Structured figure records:

------------------------

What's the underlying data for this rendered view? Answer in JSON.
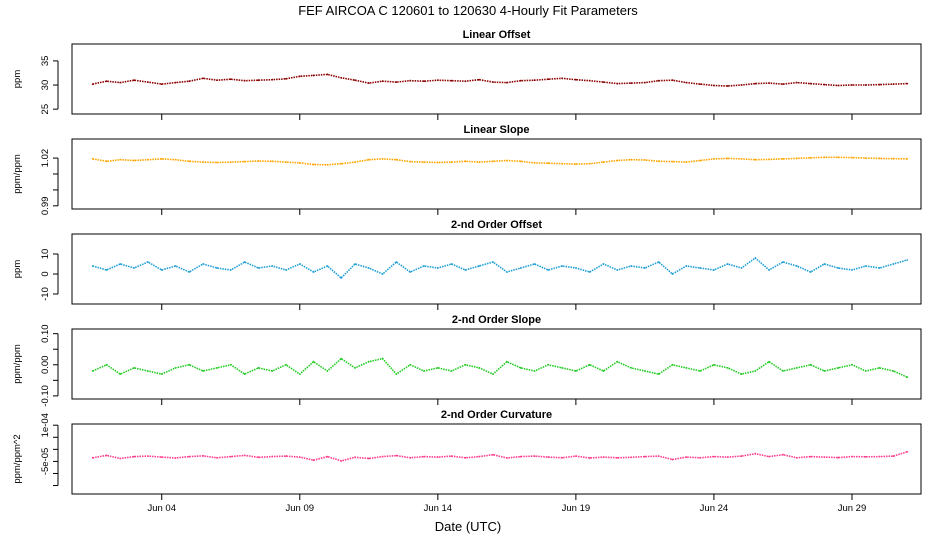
{
  "figure": {
    "title": "FEF   AIRCOA C   120601 to 120630   4-Hourly Fit Parameters",
    "xlabel": "Date (UTC)",
    "x_tick_labels": [
      "Jun 04",
      "Jun 09",
      "Jun 14",
      "Jun 19",
      "Jun 24",
      "Jun 29"
    ]
  },
  "chart_data": [
    {
      "type": "line",
      "title": "Linear Offset",
      "ylabel": "ppm",
      "color": "#8b0000",
      "ylim": [
        24,
        38.5
      ],
      "yticks": [
        25,
        30,
        35
      ],
      "ytick_labels": [
        "25",
        "30",
        "35"
      ],
      "xlim": [
        0.75,
        31.5
      ],
      "x": [
        1.5,
        2,
        2.5,
        3,
        3.5,
        4,
        4.5,
        5,
        5.5,
        6,
        6.5,
        7,
        7.5,
        8,
        8.5,
        9,
        9.5,
        10,
        10.5,
        11,
        11.5,
        12,
        12.5,
        13,
        13.5,
        14,
        14.5,
        15,
        15.5,
        16,
        16.5,
        17,
        17.5,
        18,
        18.5,
        19,
        19.5,
        20,
        20.5,
        21,
        21.5,
        22,
        22.5,
        23,
        23.5,
        24,
        24.5,
        25,
        25.5,
        26,
        26.5,
        27,
        27.5,
        28,
        28.5,
        29,
        29.5,
        30,
        30.5,
        31
      ],
      "y": [
        30.2,
        30.8,
        30.5,
        31.0,
        30.6,
        30.2,
        30.5,
        30.8,
        31.4,
        31.0,
        31.2,
        30.9,
        31.0,
        31.1,
        31.3,
        31.8,
        32.0,
        32.2,
        31.5,
        31.0,
        30.4,
        30.8,
        30.6,
        30.9,
        30.8,
        31.0,
        30.9,
        30.8,
        31.1,
        30.6,
        30.5,
        30.9,
        31.0,
        31.2,
        31.4,
        31.1,
        30.9,
        30.6,
        30.3,
        30.4,
        30.5,
        30.9,
        31.0,
        30.5,
        30.2,
        29.9,
        29.8,
        30.0,
        30.3,
        30.4,
        30.2,
        30.5,
        30.3,
        30.1,
        29.9,
        30.0,
        30.0,
        30.1,
        30.2,
        30.3
      ]
    },
    {
      "type": "line",
      "title": "Linear Slope",
      "ylabel": "ppm/ppm",
      "color": "#ffa500",
      "ylim": [
        0.988,
        1.032
      ],
      "yticks": [
        0.99,
        1.0,
        1.01,
        1.02
      ],
      "ytick_labels": [
        "0.99",
        "",
        "",
        "1.02"
      ],
      "xlim": [
        0.75,
        31.5
      ],
      "x": [
        1.5,
        2,
        2.5,
        3,
        3.5,
        4,
        4.5,
        5,
        5.5,
        6,
        6.5,
        7,
        7.5,
        8,
        8.5,
        9,
        9.5,
        10,
        10.5,
        11,
        11.5,
        12,
        12.5,
        13,
        13.5,
        14,
        14.5,
        15,
        15.5,
        16,
        16.5,
        17,
        17.5,
        18,
        18.5,
        19,
        19.5,
        20,
        20.5,
        21,
        21.5,
        22,
        22.5,
        23,
        23.5,
        24,
        24.5,
        25,
        25.5,
        26,
        26.5,
        27,
        27.5,
        28,
        28.5,
        29,
        29.5,
        30,
        30.5,
        31
      ],
      "y": [
        1.0195,
        1.018,
        1.019,
        1.0185,
        1.019,
        1.0195,
        1.019,
        1.018,
        1.0175,
        1.0172,
        1.0175,
        1.0178,
        1.0182,
        1.018,
        1.0175,
        1.017,
        1.016,
        1.0158,
        1.0165,
        1.0175,
        1.019,
        1.0195,
        1.019,
        1.0178,
        1.0175,
        1.0172,
        1.0175,
        1.018,
        1.0175,
        1.018,
        1.0185,
        1.018,
        1.017,
        1.0168,
        1.0165,
        1.0162,
        1.0165,
        1.0175,
        1.0185,
        1.019,
        1.0188,
        1.018,
        1.0178,
        1.0175,
        1.0185,
        1.0195,
        1.0198,
        1.0195,
        1.019,
        1.0192,
        1.0195,
        1.0198,
        1.0202,
        1.0205,
        1.0205,
        1.0203,
        1.02,
        1.0198,
        1.0196,
        1.0195
      ]
    },
    {
      "type": "line",
      "title": "2-nd Order Offset",
      "ylabel": "ppm",
      "color": "#1e9fd8",
      "ylim": [
        -15,
        20
      ],
      "yticks": [
        -10,
        0,
        10
      ],
      "ytick_labels": [
        "-10",
        "0",
        "10"
      ],
      "xlim": [
        0.75,
        31.5
      ],
      "x": [
        1.5,
        2,
        2.5,
        3,
        3.5,
        4,
        4.5,
        5,
        5.5,
        6,
        6.5,
        7,
        7.5,
        8,
        8.5,
        9,
        9.5,
        10,
        10.5,
        11,
        11.5,
        12,
        12.5,
        13,
        13.5,
        14,
        14.5,
        15,
        15.5,
        16,
        16.5,
        17,
        17.5,
        18,
        18.5,
        19,
        19.5,
        20,
        20.5,
        21,
        21.5,
        22,
        22.5,
        23,
        23.5,
        24,
        24.5,
        25,
        25.5,
        26,
        26.5,
        27,
        27.5,
        28,
        28.5,
        29,
        29.5,
        30,
        30.5,
        31
      ],
      "y": [
        4,
        2,
        5,
        3,
        6,
        2,
        4,
        1,
        5,
        3,
        2,
        6,
        3,
        4,
        2,
        5,
        1,
        4,
        -2,
        5,
        3,
        0,
        6,
        1,
        4,
        3,
        5,
        2,
        4,
        6,
        1,
        3,
        5,
        2,
        4,
        3,
        1,
        5,
        2,
        4,
        3,
        6,
        0,
        4,
        3,
        2,
        5,
        3,
        8,
        2,
        6,
        4,
        1,
        5,
        3,
        2,
        4,
        3,
        5,
        7
      ]
    },
    {
      "type": "line",
      "title": "2-nd Order Slope",
      "ylabel": "ppm/ppm",
      "color": "#22cc22",
      "ylim": [
        -0.11,
        0.115
      ],
      "yticks": [
        -0.1,
        -0.05,
        0.0,
        0.05,
        0.1
      ],
      "ytick_labels": [
        "-0.10",
        "",
        "0.00",
        "",
        "0.10"
      ],
      "xlim": [
        0.75,
        31.5
      ],
      "x": [
        1.5,
        2,
        2.5,
        3,
        3.5,
        4,
        4.5,
        5,
        5.5,
        6,
        6.5,
        7,
        7.5,
        8,
        8.5,
        9,
        9.5,
        10,
        10.5,
        11,
        11.5,
        12,
        12.5,
        13,
        13.5,
        14,
        14.5,
        15,
        15.5,
        16,
        16.5,
        17,
        17.5,
        18,
        18.5,
        19,
        19.5,
        20,
        20.5,
        21,
        21.5,
        22,
        22.5,
        23,
        23.5,
        24,
        24.5,
        25,
        25.5,
        26,
        26.5,
        27,
        27.5,
        28,
        28.5,
        29,
        29.5,
        30,
        30.5,
        31
      ],
      "y": [
        -0.02,
        0.0,
        -0.03,
        -0.01,
        -0.02,
        -0.03,
        -0.01,
        0.0,
        -0.02,
        -0.01,
        0.0,
        -0.03,
        -0.01,
        -0.02,
        0.0,
        -0.03,
        0.01,
        -0.02,
        0.02,
        -0.01,
        0.01,
        0.02,
        -0.03,
        0.0,
        -0.02,
        -0.01,
        -0.02,
        0.0,
        -0.01,
        -0.03,
        0.01,
        -0.01,
        -0.02,
        0.0,
        -0.01,
        -0.02,
        0.0,
        -0.02,
        0.01,
        -0.01,
        -0.02,
        -0.03,
        0.0,
        -0.01,
        -0.02,
        0.0,
        -0.01,
        -0.03,
        -0.02,
        0.01,
        -0.02,
        -0.01,
        0.0,
        -0.02,
        -0.01,
        0.0,
        -0.02,
        -0.01,
        -0.02,
        -0.04
      ]
    },
    {
      "type": "line",
      "title": "2-nd Order Curvature",
      "ylabel": "ppm/ppm^2",
      "color": "#ff3c8c",
      "ylim": [
        -0.000185,
        0.000105
      ],
      "yticks": [
        -0.00015,
        -0.0001,
        -5e-05,
        0.0,
        5e-05,
        0.0001
      ],
      "ytick_labels": [
        "",
        "",
        "-5e-05",
        "",
        "",
        "1e-04"
      ],
      "xlim": [
        0.75,
        31.5
      ],
      "x": [
        1.5,
        2,
        2.5,
        3,
        3.5,
        4,
        4.5,
        5,
        5.5,
        6,
        6.5,
        7,
        7.5,
        8,
        8.5,
        9,
        9.5,
        10,
        10.5,
        11,
        11.5,
        12,
        12.5,
        13,
        13.5,
        14,
        14.5,
        15,
        15.5,
        16,
        16.5,
        17,
        17.5,
        18,
        18.5,
        19,
        19.5,
        20,
        20.5,
        21,
        21.5,
        22,
        22.5,
        23,
        23.5,
        24,
        24.5,
        25,
        25.5,
        26,
        26.5,
        27,
        27.5,
        28,
        28.5,
        29,
        29.5,
        30,
        30.5,
        31
      ],
      "y": [
        -3.5e-05,
        -2.5e-05,
        -3.8e-05,
        -3e-05,
        -2.8e-05,
        -3.2e-05,
        -3.6e-05,
        -3e-05,
        -2.7e-05,
        -3.5e-05,
        -3e-05,
        -2.5e-05,
        -3.3e-05,
        -3e-05,
        -2.8e-05,
        -3.2e-05,
        -4.5e-05,
        -3e-05,
        -4.8e-05,
        -3.3e-05,
        -3.8e-05,
        -3e-05,
        -2.6e-05,
        -3.5e-05,
        -3e-05,
        -3.2e-05,
        -2.8e-05,
        -3.5e-05,
        -3e-05,
        -2.2e-05,
        -3.6e-05,
        -3e-05,
        -2.8e-05,
        -3.2e-05,
        -3.5e-05,
        -2.8e-05,
        -3.6e-05,
        -3.2e-05,
        -3.5e-05,
        -3.3e-05,
        -3e-05,
        -2.8e-05,
        -4.2e-05,
        -3.2e-05,
        -3.5e-05,
        -3e-05,
        -3.2e-05,
        -2.8e-05,
        -1.8e-05,
        -3e-05,
        -2.2e-05,
        -3.5e-05,
        -3e-05,
        -3.2e-05,
        -3.4e-05,
        -3e-05,
        -3.1e-05,
        -3e-05,
        -2.8e-05,
        -1e-05
      ]
    }
  ]
}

------------------------

BRIEF. What is the number of lines in the records that contain the word "color"? Answer with the number and nothing else.

OUTPUT FOR THIS EXERCISE. 5